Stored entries
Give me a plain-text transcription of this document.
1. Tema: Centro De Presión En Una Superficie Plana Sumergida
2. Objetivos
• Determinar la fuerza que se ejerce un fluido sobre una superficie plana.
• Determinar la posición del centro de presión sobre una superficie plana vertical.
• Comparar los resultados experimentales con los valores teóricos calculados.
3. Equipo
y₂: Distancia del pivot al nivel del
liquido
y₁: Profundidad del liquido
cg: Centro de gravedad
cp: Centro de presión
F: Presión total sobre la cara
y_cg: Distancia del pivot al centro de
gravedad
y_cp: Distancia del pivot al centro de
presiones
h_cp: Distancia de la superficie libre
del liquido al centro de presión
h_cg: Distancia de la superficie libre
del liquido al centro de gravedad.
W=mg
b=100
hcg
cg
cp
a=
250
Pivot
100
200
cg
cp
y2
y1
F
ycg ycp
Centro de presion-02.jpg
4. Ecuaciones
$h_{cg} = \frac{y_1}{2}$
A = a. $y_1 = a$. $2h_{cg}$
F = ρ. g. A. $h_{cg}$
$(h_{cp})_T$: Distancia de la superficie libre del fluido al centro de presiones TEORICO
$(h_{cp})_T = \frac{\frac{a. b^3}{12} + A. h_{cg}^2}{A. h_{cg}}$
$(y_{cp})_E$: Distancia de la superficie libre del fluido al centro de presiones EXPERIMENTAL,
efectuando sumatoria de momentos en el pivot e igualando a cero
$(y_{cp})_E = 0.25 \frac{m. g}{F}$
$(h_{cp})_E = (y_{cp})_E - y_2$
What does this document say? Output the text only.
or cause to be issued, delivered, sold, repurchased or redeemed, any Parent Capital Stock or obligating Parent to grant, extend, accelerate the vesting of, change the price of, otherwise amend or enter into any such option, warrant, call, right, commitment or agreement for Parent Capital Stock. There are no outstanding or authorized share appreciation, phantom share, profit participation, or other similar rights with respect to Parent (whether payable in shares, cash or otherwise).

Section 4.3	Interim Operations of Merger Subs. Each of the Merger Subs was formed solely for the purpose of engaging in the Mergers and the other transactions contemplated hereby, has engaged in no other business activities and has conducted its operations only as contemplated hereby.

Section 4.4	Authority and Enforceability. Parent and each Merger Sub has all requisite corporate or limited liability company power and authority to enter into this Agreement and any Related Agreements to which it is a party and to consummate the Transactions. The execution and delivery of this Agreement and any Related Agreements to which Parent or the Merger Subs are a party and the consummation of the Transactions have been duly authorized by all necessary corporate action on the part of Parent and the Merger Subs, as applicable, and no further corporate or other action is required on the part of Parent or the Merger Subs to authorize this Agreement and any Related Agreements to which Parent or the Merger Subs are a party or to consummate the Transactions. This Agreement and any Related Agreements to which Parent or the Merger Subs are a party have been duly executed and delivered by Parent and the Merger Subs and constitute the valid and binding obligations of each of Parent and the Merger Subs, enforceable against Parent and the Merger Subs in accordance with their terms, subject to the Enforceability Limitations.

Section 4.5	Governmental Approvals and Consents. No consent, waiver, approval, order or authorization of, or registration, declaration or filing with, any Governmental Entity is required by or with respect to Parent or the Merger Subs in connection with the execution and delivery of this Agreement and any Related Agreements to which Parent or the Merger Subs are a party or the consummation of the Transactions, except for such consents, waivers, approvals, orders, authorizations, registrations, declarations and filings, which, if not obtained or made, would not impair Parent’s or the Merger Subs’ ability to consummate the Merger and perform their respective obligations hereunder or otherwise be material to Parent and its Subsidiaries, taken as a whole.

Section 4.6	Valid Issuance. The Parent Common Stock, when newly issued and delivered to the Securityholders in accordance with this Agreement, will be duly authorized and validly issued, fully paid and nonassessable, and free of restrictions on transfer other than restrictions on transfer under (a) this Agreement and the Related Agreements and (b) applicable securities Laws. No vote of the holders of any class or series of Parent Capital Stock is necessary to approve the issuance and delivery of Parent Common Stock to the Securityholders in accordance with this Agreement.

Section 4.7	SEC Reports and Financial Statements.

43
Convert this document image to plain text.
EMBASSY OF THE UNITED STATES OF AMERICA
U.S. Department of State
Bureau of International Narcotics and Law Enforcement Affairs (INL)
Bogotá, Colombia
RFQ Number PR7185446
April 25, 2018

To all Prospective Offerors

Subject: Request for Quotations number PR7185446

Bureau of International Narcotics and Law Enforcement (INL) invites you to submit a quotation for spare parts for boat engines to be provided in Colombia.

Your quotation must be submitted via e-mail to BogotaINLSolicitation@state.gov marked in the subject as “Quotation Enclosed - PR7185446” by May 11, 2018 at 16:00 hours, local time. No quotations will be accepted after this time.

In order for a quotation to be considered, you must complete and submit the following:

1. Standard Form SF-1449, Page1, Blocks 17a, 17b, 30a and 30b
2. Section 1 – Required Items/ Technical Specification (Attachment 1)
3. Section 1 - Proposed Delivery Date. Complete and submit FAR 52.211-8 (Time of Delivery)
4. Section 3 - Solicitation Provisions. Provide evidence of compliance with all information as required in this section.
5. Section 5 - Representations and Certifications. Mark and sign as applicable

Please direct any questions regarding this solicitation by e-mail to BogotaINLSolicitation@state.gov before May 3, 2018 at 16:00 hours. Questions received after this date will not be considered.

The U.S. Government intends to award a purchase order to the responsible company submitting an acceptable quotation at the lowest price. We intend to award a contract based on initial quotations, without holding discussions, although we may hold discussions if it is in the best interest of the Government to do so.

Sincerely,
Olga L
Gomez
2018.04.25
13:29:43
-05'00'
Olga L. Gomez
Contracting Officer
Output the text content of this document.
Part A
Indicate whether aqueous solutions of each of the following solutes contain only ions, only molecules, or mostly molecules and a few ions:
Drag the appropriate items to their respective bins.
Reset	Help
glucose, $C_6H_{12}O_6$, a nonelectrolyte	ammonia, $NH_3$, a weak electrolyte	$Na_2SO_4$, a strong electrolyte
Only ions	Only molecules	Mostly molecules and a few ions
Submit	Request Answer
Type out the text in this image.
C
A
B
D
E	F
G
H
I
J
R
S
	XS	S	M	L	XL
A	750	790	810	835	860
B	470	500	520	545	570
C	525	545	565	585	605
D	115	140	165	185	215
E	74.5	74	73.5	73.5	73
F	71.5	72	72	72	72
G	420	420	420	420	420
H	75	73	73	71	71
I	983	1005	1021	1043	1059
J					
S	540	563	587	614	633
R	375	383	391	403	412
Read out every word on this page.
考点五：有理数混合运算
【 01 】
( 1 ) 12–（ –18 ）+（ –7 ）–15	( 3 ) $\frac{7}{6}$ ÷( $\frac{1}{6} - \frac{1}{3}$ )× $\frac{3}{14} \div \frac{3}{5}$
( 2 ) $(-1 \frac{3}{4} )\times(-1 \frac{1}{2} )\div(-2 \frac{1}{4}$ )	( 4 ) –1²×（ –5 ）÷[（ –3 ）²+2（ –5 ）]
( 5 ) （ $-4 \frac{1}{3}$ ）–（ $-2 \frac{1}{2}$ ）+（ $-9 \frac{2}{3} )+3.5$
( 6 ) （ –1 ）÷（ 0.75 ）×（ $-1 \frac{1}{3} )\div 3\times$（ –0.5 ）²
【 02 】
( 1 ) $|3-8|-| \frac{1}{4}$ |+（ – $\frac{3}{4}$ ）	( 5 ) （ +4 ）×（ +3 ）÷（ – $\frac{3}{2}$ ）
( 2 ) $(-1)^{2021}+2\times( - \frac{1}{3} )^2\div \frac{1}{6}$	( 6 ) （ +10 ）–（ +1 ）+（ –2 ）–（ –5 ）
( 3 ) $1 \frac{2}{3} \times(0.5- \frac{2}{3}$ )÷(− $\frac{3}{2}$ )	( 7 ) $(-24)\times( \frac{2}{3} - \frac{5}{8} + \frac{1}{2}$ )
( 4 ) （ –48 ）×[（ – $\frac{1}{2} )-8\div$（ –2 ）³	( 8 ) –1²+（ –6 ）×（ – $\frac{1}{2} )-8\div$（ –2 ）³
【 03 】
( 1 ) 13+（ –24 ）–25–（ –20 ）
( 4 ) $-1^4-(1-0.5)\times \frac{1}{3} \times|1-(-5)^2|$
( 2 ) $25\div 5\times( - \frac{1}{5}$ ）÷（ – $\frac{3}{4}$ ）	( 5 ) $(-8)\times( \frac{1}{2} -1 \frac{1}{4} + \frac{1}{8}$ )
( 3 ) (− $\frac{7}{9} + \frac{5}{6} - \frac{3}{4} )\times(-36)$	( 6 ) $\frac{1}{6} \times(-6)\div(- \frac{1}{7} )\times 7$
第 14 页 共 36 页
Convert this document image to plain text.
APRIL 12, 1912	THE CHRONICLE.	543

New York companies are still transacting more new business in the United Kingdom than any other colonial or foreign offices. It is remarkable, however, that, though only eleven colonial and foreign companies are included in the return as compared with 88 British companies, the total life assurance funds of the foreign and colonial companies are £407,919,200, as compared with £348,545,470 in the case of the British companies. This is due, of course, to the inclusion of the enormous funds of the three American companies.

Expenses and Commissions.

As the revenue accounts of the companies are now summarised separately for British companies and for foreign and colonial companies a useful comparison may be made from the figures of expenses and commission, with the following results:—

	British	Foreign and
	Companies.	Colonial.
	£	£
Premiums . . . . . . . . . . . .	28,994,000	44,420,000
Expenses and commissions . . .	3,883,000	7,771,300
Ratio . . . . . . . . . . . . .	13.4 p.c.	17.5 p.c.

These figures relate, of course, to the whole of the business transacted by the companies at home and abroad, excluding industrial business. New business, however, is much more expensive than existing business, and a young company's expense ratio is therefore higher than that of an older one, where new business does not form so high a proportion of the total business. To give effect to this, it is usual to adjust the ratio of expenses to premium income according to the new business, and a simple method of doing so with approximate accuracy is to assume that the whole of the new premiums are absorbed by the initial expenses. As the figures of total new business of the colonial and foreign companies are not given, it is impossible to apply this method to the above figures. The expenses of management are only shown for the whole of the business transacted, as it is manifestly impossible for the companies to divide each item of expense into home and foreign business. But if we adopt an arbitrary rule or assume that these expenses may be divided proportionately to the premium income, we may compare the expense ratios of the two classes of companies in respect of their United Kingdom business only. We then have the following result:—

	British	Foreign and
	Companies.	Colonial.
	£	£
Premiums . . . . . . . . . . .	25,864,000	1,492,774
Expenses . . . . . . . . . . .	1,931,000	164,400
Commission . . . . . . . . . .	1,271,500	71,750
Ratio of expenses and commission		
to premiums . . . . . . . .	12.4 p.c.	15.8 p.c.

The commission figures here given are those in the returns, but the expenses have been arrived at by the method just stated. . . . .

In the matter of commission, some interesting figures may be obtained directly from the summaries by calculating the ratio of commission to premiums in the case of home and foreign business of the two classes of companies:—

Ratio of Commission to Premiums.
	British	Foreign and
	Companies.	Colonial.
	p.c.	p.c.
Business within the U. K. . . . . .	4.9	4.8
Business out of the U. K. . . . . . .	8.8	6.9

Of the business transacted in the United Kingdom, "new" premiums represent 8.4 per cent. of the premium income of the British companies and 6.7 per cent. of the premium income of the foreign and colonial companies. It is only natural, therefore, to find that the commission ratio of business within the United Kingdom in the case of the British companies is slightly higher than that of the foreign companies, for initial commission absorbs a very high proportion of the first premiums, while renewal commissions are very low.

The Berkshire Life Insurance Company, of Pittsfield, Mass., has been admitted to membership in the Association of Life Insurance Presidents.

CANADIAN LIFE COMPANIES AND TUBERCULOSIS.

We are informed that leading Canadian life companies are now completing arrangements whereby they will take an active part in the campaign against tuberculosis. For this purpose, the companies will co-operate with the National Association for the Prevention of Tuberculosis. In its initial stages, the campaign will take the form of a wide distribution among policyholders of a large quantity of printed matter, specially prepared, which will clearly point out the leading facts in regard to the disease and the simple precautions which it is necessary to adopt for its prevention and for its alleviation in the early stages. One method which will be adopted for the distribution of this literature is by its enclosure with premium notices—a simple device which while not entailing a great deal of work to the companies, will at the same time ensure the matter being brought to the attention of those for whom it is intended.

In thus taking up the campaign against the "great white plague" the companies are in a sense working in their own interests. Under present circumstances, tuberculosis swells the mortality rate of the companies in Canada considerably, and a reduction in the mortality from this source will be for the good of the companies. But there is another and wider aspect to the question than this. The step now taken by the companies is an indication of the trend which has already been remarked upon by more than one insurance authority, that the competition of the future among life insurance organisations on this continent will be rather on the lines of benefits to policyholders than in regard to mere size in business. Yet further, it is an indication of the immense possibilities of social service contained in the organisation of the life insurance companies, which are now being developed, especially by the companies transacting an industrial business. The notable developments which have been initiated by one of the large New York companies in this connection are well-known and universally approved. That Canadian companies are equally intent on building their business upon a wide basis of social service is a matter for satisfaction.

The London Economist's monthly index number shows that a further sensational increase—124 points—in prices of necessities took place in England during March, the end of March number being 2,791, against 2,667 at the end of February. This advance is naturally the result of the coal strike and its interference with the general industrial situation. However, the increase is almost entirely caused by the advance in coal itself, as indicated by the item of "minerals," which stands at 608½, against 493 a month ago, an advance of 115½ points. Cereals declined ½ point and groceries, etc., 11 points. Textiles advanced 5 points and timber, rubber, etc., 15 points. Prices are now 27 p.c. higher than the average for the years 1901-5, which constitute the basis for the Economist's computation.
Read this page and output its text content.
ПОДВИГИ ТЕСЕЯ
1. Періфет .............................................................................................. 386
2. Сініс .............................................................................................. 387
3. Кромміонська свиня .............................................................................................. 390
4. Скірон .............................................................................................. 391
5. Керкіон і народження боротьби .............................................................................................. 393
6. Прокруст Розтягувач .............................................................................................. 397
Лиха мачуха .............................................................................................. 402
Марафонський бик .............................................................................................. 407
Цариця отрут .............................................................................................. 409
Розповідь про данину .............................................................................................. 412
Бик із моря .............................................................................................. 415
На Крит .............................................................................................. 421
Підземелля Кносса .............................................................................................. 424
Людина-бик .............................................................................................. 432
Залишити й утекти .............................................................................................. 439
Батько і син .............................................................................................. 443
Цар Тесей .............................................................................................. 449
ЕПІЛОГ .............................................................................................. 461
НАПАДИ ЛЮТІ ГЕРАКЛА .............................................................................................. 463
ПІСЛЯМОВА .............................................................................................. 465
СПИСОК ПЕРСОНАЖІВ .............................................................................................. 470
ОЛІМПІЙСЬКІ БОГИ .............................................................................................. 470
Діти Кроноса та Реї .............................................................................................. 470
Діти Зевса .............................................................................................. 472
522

Request: Extract, from the listing above, every line where the string "fluido" occurs.

Reply:
• Determinar la fuerza que se ejerce un fluido sobre una superficie plana.
$(h_{cp})_T$: Distancia de la superficie libre del fluido al centro de presiones TEORICO
$(y_{cp})_E$: Distancia de la superficie libre del fluido al centro de presiones EXPERIMENTAL,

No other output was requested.